-- begin --

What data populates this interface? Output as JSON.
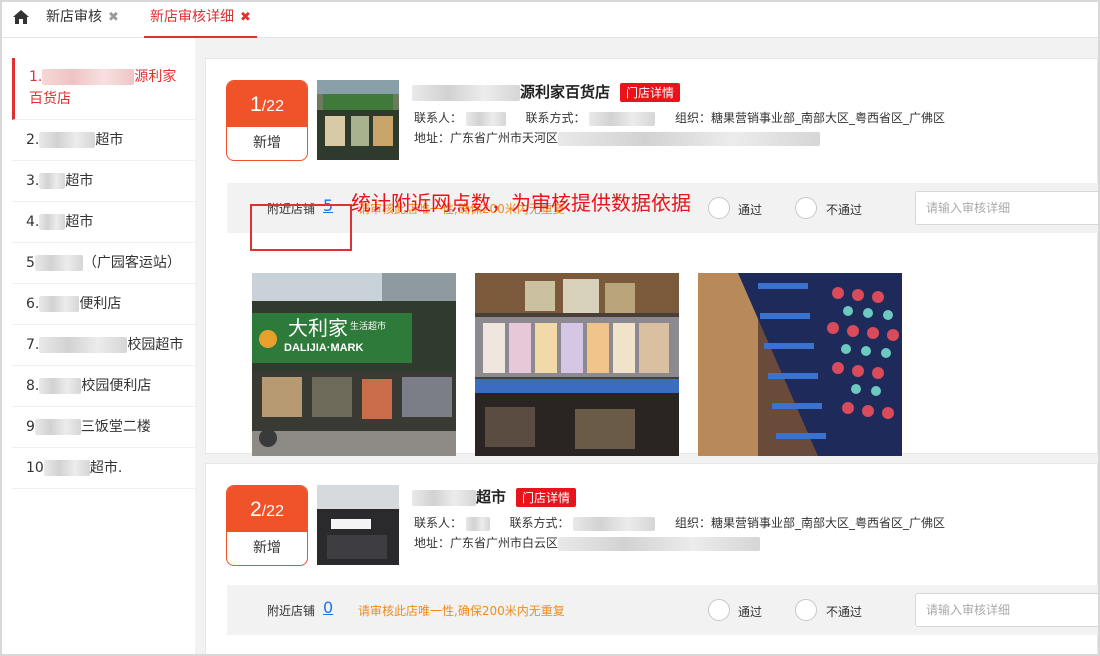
{
  "tabs": [
    {
      "label": "新店审核",
      "close": "✖"
    },
    {
      "label": "新店审核详细",
      "close": "✖"
    }
  ],
  "sidebar": {
    "items": [
      {
        "prefix": "1.",
        "suffix": "源利家百货店"
      },
      {
        "prefix": "2.",
        "suffix": "超市"
      },
      {
        "prefix": "3.",
        "suffix": "超市"
      },
      {
        "prefix": "4.",
        "suffix": "超市"
      },
      {
        "prefix": "5",
        "suffix": "（广园客运站）"
      },
      {
        "prefix": "6.",
        "suffix": "便利店"
      },
      {
        "prefix": "7.",
        "suffix": "校园超市"
      },
      {
        "prefix": "8.",
        "suffix": "校园便利店"
      },
      {
        "prefix": "9",
        "suffix": "三饭堂二楼"
      },
      {
        "prefix": "10",
        "suffix": "超市."
      }
    ]
  },
  "annotation": "统计附近网点数，为审核提供数据依据",
  "cards": [
    {
      "index": "1",
      "total": "/22",
      "status": "新增",
      "name_suffix": "源利家百货店",
      "detail_button": "门店详情",
      "contact_label": "联系人：",
      "phone_label": "联系方式：",
      "org_label": "组织：",
      "org": "糖果营销事业部_南部大区_粤西省区_广佛区",
      "address_label": "地址：",
      "address": "广东省广州市天河区",
      "nearby_label": "附近店铺",
      "nearby_count": "5",
      "hint": "请审核此店唯一性,确保200米内无重复",
      "pass_label": "通过",
      "fail_label": "不通过",
      "input_placeholder": "请输入审核详细"
    },
    {
      "index": "2",
      "total": "/22",
      "status": "新增",
      "name_suffix": "超市",
      "detail_button": "门店详情",
      "contact_label": "联系人：",
      "phone_label": "联系方式：",
      "org_label": "组织：",
      "org": "糖果营销事业部_南部大区_粤西省区_广佛区",
      "address_label": "地址：",
      "address": "广东省广州市白云区",
      "nearby_label": "附近店铺",
      "nearby_count": "0",
      "hint": "请审核此店唯一性,确保200米内无重复",
      "pass_label": "通过",
      "fail_label": "不通过",
      "input_placeholder": "请输入审核详细"
    }
  ],
  "store_sign": {
    "brand": "大利家",
    "sub": "生活超市",
    "latin": "DALIJIA·MARK"
  },
  "colors": {
    "accent": "#e03030",
    "badge": "#f0522a",
    "link": "#1a73e8",
    "hint": "#f08c1a"
  }
}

-- end --

* [Required work]: Keep every word of the data as it is when you write it out, but drop the pictures.

* [Problem solution]:
What data populates this interface? Output as JSON.
{
  "tabs": [
    {
      "label": "新店审核",
      "close": "✖"
    },
    {
      "label": "新店审核详细",
      "close": "✖"
    }
  ],
  "sidebar": {
    "items": [
      {
        "prefix": "1.",
        "suffix": "源利家百货店"
      },
      {
        "prefix": "2.",
        "suffix": "超市"
      },
      {
        "prefix": "3.",
        "suffix": "超市"
      },
      {
        "prefix": "4.",
        "suffix": "超市"
      },
      {
        "prefix": "5",
        "suffix": "（广园客运站）"
      },
      {
        "prefix": "6.",
        "suffix": "便利店"
      },
      {
        "prefix": "7.",
        "suffix": "校园超市"
      },
      {
        "prefix": "8.",
        "suffix": "校园便利店"
      },
      {
        "prefix": "9",
        "suffix": "三饭堂二楼"
      },
      {
        "prefix": "10",
        "suffix": "超市."
      }
    ]
  },
  "annotation": "统计附近网点数，为审核提供数据依据",
  "cards": [
    {
      "index": "1",
      "total": "/22",
      "status": "新增",
      "name_suffix": "源利家百货店",
      "detail_button": "门店详情",
      "contact_label": "联系人：",
      "phone_label": "联系方式：",
      "org_label": "组织：",
      "org": "糖果营销事业部_南部大区_粤西省区_广佛区",
      "address_label": "地址：",
      "address": "广东省广州市天河区",
      "nearby_label": "附近店铺",
      "nearby_count": "5",
      "hint": "请审核此店唯一性,确保200米内无重复",
      "pass_label": "通过",
      "fail_label": "不通过",
      "input_placeholder": "请输入审核详细"
    },
    {
      "index": "2",
      "total": "/22",
      "status": "新增",
      "name_suffix": "超市",
      "detail_button": "门店详情",
      "contact_label": "联系人：",
      "phone_label": "联系方式：",
      "org_label": "组织：",
      "org": "糖果营销事业部_南部大区_粤西省区_广佛区",
      "address_label": "地址：",
      "address": "广东省广州市白云区",
      "nearby_label": "附近店铺",
      "nearby_count": "0",
      "hint": "请审核此店唯一性,确保200米内无重复",
      "pass_label": "通过",
      "fail_label": "不通过",
      "input_placeholder": "请输入审核详细"
    }
  ],
  "store_sign": {
    "brand": "大利家",
    "sub": "生活超市",
    "latin": "DALIJIA·MARK"
  },
  "colors": {
    "accent": "#e03030",
    "badge": "#f0522a",
    "link": "#1a73e8",
    "hint": "#f08c1a"
  }
}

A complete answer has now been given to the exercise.